What to do
Copy out every record below, word for word.

Dataset rows
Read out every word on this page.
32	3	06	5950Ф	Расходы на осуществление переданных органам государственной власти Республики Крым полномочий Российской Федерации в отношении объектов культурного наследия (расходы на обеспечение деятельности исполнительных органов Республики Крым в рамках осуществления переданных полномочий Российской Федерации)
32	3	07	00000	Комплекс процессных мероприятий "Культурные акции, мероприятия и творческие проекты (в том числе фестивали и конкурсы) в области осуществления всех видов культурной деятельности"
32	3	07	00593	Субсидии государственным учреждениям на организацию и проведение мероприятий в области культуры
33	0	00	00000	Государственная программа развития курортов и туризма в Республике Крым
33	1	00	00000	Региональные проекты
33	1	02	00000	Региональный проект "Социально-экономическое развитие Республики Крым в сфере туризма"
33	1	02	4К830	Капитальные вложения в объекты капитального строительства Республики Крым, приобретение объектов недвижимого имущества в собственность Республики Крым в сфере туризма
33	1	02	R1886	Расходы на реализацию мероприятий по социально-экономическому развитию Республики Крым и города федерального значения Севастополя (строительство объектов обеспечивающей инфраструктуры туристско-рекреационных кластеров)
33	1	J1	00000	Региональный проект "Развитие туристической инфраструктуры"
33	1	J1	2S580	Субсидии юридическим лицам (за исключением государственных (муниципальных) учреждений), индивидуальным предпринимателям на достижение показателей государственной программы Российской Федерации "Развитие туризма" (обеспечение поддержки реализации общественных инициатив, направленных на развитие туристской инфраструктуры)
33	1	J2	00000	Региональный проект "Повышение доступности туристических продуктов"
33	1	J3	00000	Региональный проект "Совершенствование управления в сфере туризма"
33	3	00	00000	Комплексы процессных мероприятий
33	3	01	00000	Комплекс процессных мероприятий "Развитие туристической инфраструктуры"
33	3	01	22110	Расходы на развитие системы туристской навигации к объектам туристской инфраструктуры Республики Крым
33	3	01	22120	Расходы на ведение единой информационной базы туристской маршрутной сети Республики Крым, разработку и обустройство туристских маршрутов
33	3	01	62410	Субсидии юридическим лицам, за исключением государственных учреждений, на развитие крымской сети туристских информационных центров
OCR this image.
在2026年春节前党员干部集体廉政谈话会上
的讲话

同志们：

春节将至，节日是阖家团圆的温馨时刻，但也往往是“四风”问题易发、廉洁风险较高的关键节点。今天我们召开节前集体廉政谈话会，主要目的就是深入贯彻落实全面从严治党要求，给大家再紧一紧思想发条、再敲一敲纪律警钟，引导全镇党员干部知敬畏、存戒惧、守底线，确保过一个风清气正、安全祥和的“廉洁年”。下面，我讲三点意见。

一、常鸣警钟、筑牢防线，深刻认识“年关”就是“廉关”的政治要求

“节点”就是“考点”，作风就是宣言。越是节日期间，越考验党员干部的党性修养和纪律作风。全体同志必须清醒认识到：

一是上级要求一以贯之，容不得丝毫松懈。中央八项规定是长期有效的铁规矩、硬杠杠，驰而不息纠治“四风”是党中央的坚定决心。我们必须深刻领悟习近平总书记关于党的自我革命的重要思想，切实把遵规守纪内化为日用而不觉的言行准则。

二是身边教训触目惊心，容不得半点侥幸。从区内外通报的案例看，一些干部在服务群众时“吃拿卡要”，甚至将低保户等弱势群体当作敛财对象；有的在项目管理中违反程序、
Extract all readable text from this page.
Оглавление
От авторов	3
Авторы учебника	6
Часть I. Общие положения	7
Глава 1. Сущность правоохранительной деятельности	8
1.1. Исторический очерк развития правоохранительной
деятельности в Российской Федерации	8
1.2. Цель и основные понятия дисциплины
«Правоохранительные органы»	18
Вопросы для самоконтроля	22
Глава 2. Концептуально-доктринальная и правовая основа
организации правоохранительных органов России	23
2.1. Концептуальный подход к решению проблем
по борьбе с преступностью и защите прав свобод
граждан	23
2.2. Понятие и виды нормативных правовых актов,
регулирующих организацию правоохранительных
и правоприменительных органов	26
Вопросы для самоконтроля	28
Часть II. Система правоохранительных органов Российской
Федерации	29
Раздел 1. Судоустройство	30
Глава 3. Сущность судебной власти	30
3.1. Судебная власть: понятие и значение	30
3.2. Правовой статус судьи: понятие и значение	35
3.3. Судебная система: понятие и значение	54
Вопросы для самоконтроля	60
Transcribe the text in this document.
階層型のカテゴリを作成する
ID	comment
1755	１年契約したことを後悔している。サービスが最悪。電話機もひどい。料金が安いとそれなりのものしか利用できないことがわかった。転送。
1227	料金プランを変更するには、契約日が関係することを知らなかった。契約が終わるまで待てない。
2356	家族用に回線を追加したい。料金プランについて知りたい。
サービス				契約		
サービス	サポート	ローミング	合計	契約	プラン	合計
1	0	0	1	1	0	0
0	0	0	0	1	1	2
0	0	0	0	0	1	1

Task solution
Read out every word on this page.
32	3	06	5950Ф	Расходы на осуществление переданных органам государственной власти Республики Крым полномочий Российской Федерации в отношении объектов культурного наследия (расходы на обеспечение деятельности исполнительных органов Республики Крым в рамках осуществления переданных полномочий Российской Федерации)
32	3	07	00000	Комплекс процессных мероприятий "Культурные акции, мероприятия и творческие проекты (в том числе фестивали и конкурсы) в области осуществления всех видов культурной деятельности"
32	3	07	00593	Субсидии государственным учреждениям на организацию и проведение мероприятий в области культуры
33	0	00	00000	Государственная программа развития курортов и туризма в Республике Крым
33	1	00	00000	Региональные проекты
33	1	02	00000	Региональный проект "Социально-экономическое развитие Республики Крым в сфере туризма"
33	1	02	4К830	Капитальные вложения в объекты капитального строительства Республики Крым, приобретение объектов недвижимого имущества в собственность Республики Крым в сфере туризма
33	1	02	R1886	Расходы на реализацию мероприятий по социально-экономическому развитию Республики Крым и города федерального значения Севастополя (строительство объектов обеспечивающей инфраструктуры туристско-рекреационных кластеров)
33	1	J1	00000	Региональный проект "Развитие туристической инфраструктуры"
33	1	J1	2S580	Субсидии юридическим лицам (за исключением государственных (муниципальных) учреждений), индивидуальным предпринимателям на достижение показателей государственной программы Российской Федерации "Развитие туризма" (обеспечение поддержки реализации общественных инициатив, направленных на развитие туристской инфраструктуры)
33	1	J2	00000	Региональный проект "Повышение доступности туристических продуктов"
33	1	J3	00000	Региональный проект "Совершенствование управления в сфере туризма"
33	3	00	00000	Комплексы процессных мероприятий
33	3	01	00000	Комплекс процессных мероприятий "Развитие туристической инфраструктуры"
33	3	01	22110	Расходы на развитие системы туристской навигации к объектам туристской инфраструктуры Республики Крым
33	3	01	22120	Расходы на ведение единой информационной базы туристской маршрутной сети Республики Крым, разработку и обустройство туристских маршрутов
33	3	01	62410	Субсидии юридическим лицам, за исключением государственных учреждений, на развитие крымской сети туристских информационных центров
OCR this image.
在2026年春节前党员干部集体廉政谈话会上
的讲话

同志们：

春节将至，节日是阖家团圆的温馨时刻，但也往往是“四风”问题易发、廉洁风险较高的关键节点。今天我们召开节前集体廉政谈话会，主要目的就是深入贯彻落实全面从严治党要求，给大家再紧一紧思想发条、再敲一敲纪律警钟，引导全镇党员干部知敬畏、存戒惧、守底线，确保过一个风清气正、安全祥和的“廉洁年”。下面，我讲三点意见。

一、常鸣警钟、筑牢防线，深刻认识“年关”就是“廉关”的政治要求

“节点”就是“考点”，作风就是宣言。越是节日期间，越考验党员干部的党性修养和纪律作风。全体同志必须清醒认识到：

一是上级要求一以贯之，容不得丝毫松懈。中央八项规定是长期有效的铁规矩、硬杠杠，驰而不息纠治“四风”是党中央的坚定决心。我们必须深刻领悟习近平总书记关于党的自我革命的重要思想，切实把遵规守纪内化为日用而不觉的言行准则。

二是身边教训触目惊心，容不得半点侥幸。从区内外通报的案例看，一些干部在服务群众时“吃拿卡要”，甚至将低保户等弱势群体当作敛财对象；有的在项目管理中违反程序、
Extract all readable text from this page.
Оглавление
От авторов	3
Авторы учебника	6
Часть I. Общие положения	7
Глава 1. Сущность правоохранительной деятельности	8
1.1. Исторический очерк развития правоохранительной
деятельности в Российской Федерации	8
1.2. Цель и основные понятия дисциплины
«Правоохранительные органы»	18
Вопросы для самоконтроля	22
Глава 2. Концептуально-доктринальная и правовая основа
организации правоохранительных органов России	23
2.1. Концептуальный подход к решению проблем
по борьбе с преступностью и защите прав свобод
граждан	23
2.2. Понятие и виды нормативных правовых актов,
регулирующих организацию правоохранительных
и правоприменительных органов	26
Вопросы для самоконтроля	28
Часть II. Система правоохранительных органов Российской
Федерации	29
Раздел 1. Судоустройство	30
Глава 3. Сущность судебной власти	30
3.1. Судебная власть: понятие и значение	30
3.2. Правовой статус судьи: понятие и значение	35
3.3. Судебная система: понятие и значение	54
Вопросы для самоконтроля	60
Transcribe the text in this document.
階層型のカテゴリを作成する
ID	comment
1755	１年契約したことを後悔している。サービスが最悪。電話機もひどい。料金が安いとそれなりのものしか利用できないことがわかった。転送。
1227	料金プランを変更するには、契約日が関係することを知らなかった。契約が終わるまで待てない。
2356	家族用に回線を追加したい。料金プランについて知りたい。
サービス				契約		
サービス	サポート	ローミング	合計	契約	プラン	合計
1	0	0	1	1	0	0
0	0	0	0	1	1	2
0	0	0	0	0	1	1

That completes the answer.